--- Start Provided data ---

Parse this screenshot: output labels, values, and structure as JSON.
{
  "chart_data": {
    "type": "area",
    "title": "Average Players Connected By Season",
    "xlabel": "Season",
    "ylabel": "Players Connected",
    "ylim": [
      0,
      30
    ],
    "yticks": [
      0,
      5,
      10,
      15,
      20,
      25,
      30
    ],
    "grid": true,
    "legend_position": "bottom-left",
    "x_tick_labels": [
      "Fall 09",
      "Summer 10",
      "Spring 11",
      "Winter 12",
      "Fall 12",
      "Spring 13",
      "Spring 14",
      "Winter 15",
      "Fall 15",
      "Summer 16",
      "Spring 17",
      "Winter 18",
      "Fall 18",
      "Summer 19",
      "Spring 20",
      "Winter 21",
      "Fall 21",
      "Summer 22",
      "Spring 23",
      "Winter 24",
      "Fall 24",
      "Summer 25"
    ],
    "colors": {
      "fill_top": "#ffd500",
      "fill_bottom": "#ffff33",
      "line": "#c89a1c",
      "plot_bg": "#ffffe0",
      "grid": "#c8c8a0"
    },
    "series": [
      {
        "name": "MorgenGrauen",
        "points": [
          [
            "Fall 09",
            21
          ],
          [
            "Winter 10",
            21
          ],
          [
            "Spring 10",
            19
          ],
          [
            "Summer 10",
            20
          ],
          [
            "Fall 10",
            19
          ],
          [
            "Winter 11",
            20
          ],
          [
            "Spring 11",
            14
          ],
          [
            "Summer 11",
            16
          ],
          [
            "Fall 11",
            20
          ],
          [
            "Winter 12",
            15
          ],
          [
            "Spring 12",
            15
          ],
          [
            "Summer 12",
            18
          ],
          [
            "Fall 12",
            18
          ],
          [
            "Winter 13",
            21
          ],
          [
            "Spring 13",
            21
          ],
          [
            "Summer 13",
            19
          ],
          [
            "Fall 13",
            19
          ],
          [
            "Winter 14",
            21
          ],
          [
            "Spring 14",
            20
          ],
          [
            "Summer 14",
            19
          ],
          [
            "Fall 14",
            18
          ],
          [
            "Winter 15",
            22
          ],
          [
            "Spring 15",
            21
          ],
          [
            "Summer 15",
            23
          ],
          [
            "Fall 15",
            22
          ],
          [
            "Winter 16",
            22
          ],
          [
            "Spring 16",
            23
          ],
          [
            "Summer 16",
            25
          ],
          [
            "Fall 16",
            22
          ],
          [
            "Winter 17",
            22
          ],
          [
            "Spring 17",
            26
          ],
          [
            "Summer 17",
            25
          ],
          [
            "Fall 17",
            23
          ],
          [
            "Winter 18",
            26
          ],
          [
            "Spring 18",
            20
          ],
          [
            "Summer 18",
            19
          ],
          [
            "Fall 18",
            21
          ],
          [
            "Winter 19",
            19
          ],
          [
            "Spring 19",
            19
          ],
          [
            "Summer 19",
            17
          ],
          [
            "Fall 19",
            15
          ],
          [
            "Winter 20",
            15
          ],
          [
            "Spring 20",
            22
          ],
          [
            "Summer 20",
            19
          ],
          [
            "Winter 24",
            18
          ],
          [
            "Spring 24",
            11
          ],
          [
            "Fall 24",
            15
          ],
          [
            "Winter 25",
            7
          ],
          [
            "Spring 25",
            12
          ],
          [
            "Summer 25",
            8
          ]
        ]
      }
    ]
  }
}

--- End Provided data ---

* **Objective**: Retype the data in full and match it exactly.

* **Solution to this task**:
Parse this screenshot: output labels, values, and structure as JSON.
{
  "chart_data": {
    "type": "area",
    "title": "Average Players Connected By Season",
    "xlabel": "Season",
    "ylabel": "Players Connected",
    "ylim": [
      0,
      30
    ],
    "yticks": [
      0,
      5,
      10,
      15,
      20,
      25,
      30
    ],
    "grid": true,
    "legend_position": "bottom-left",
    "x_tick_labels": [
      "Fall 09",
      "Summer 10",
      "Spring 11",
      "Winter 12",
      "Fall 12",
      "Spring 13",
      "Spring 14",
      "Winter 15",
      "Fall 15",
      "Summer 16",
      "Spring 17",
      "Winter 18",
      "Fall 18",
      "Summer 19",
      "Spring 20",
      "Winter 21",
      "Fall 21",
      "Summer 22",
      "Spring 23",
      "Winter 24",
      "Fall 24",
      "Summer 25"
    ],
    "colors": {
      "fill_top": "#ffd500",
      "fill_bottom": "#ffff33",
      "line": "#c89a1c",
      "plot_bg": "#ffffe0",
      "grid": "#c8c8a0"
    },
    "series": [
      {
        "name": "MorgenGrauen",
        "points": [
          [
            "Fall 09",
            21
          ],
          [
            "Winter 10",
            21
          ],
          [
            "Spring 10",
            19
          ],
          [
            "Summer 10",
            20
          ],
          [
            "Fall 10",
            19
          ],
          [
            "Winter 11",
            20
          ],
          [
            "Spring 11",
            14
          ],
          [
            "Summer 11",
            16
          ],
          [
            "Fall 11",
            20
          ],
          [
            "Winter 12",
            15
          ],
          [
            "Spring 12",
            15
          ],
          [
            "Summer 12",
            18
          ],
          [
            "Fall 12",
            18
          ],
          [
            "Winter 13",
            21
          ],
          [
            "Spring 13",
            21
          ],
          [
            "Summer 13",
            19
          ],
          [
            "Fall 13",
            19
          ],
          [
            "Winter 14",
            21
          ],
          [
            "Spring 14",
            20
          ],
          [
            "Summer 14",
            19
          ],
          [
            "Fall 14",
            18
          ],
          [
            "Winter 15",
            22
          ],
          [
            "Spring 15",
            21
          ],
          [
            "Summer 15",
            23
          ],
          [
            "Fall 15",
            22
          ],
          [
            "Winter 16",
            22
          ],
          [
            "Spring 16",
            23
          ],
          [
            "Summer 16",
            25
          ],
          [
            "Fall 16",
            22
          ],
          [
            "Winter 17",
            22
          ],
          [
            "Spring 17",
            26
          ],
          [
            "Summer 17",
            25
          ],
          [
            "Fall 17",
            23
          ],
          [
            "Winter 18",
            26
          ],
          [
            "Spring 18",
            20
          ],
          [
            "Summer 18",
            19
          ],
          [
            "Fall 18",
            21
          ],
          [
            "Winter 19",
            19
          ],
          [
            "Spring 19",
            19
          ],
          [
            "Summer 19",
            17
          ],
          [
            "Fall 19",
            15
          ],
          [
            "Winter 20",
            15
          ],
          [
            "Spring 20",
            22
          ],
          [
            "Summer 20",
            19
          ],
          [
            "Winter 24",
            18
          ],
          [
            "Spring 24",
            11
          ],
          [
            "Fall 24",
            15
          ],
          [
            "Winter 25",
            7
          ],
          [
            "Spring 25",
            12
          ],
          [
            "Summer 25",
            8
          ]
        ]
      }
    ]
  }
}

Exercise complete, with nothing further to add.